**What this task involves**. Copy out each line of the material in which the word "timestamp" appears.

Collected data entries:
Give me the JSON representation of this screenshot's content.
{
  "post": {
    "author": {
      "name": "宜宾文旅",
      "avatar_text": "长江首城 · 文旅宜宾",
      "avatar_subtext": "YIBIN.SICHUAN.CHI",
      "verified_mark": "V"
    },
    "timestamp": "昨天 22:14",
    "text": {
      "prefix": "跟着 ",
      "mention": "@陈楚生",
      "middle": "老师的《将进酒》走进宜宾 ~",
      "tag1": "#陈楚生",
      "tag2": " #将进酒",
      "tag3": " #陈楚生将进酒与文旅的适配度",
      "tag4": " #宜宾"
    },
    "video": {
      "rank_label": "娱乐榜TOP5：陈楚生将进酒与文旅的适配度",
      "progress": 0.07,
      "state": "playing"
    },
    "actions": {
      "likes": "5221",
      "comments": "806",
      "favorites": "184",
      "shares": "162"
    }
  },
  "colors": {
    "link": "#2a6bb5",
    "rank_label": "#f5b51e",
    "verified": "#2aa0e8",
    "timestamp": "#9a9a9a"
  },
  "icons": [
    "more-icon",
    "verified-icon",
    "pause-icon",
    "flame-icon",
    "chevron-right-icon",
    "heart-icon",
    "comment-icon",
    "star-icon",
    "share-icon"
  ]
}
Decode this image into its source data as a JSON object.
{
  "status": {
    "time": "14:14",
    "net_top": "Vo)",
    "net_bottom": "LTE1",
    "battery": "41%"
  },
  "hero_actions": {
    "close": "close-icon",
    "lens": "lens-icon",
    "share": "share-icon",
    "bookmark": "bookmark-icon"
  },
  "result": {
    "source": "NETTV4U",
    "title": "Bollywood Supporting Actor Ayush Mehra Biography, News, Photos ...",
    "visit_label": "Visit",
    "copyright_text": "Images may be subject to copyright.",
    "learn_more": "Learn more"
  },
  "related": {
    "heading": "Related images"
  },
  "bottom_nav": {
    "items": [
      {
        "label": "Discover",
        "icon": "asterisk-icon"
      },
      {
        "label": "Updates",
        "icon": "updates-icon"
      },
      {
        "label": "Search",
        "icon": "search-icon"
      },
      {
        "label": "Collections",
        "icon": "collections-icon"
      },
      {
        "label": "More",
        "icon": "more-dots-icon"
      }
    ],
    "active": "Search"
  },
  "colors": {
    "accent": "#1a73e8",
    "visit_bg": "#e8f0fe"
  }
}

**Output for this exercise**.
    "timestamp": "昨天 22:14",
    "timestamp": "#9a9a9a"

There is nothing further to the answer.